__Problem description__
Repeat exactly each line of the data provided below.

Stored data:
-------------------------

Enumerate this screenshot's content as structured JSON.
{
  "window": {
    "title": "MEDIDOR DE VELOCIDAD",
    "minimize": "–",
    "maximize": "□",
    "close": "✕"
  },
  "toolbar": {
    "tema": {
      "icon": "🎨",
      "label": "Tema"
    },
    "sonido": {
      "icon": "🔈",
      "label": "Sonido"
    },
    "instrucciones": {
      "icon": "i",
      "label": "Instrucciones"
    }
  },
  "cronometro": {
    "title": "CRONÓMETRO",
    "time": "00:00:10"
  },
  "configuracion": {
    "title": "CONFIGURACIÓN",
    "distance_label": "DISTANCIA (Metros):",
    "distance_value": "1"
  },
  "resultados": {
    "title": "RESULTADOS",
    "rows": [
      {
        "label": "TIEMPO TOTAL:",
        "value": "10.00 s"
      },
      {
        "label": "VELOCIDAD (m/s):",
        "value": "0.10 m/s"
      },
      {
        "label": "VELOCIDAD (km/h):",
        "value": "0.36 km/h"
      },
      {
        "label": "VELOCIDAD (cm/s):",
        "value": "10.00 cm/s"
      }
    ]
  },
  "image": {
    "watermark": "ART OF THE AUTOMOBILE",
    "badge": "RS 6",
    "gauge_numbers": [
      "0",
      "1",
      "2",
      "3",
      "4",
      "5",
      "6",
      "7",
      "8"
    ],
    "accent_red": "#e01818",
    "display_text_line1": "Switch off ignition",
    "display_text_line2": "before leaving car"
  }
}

-------------------------

__Task response__
Enumerate this screenshot's content as structured JSON.
{
  "window": {
    "title": "MEDIDOR DE VELOCIDAD",
    "minimize": "–",
    "maximize": "□",
    "close": "✕"
  },
  "toolbar": {
    "tema": {
      "icon": "🎨",
      "label": "Tema"
    },
    "sonido": {
      "icon": "🔈",
      "label": "Sonido"
    },
    "instrucciones": {
      "icon": "i",
      "label": "Instrucciones"
    }
  },
  "cronometro": {
    "title": "CRONÓMETRO",
    "time": "00:00:10"
  },
  "configuracion": {
    "title": "CONFIGURACIÓN",
    "distance_label": "DISTANCIA (Metros):",
    "distance_value": "1"
  },
  "resultados": {
    "title": "RESULTADOS",
    "rows": [
      {
        "label": "TIEMPO TOTAL:",
        "value": "10.00 s"
      },
      {
        "label": "VELOCIDAD (m/s):",
        "value": "0.10 m/s"
      },
      {
        "label": "VELOCIDAD (km/h):",
        "value": "0.36 km/h"
      },
      {
        "label": "VELOCIDAD (cm/s):",
        "value": "10.00 cm/s"
      }
    ]
  },
  "image": {
    "watermark": "ART OF THE AUTOMOBILE",
    "badge": "RS 6",
    "gauge_numbers": [
      "0",
      "1",
      "2",
      "3",
      "4",
      "5",
      "6",
      "7",
      "8"
    ],
    "accent_red": "#e01818",
    "display_text_line1": "Switch off ignition",
    "display_text_line2": "before leaving car"
  }
}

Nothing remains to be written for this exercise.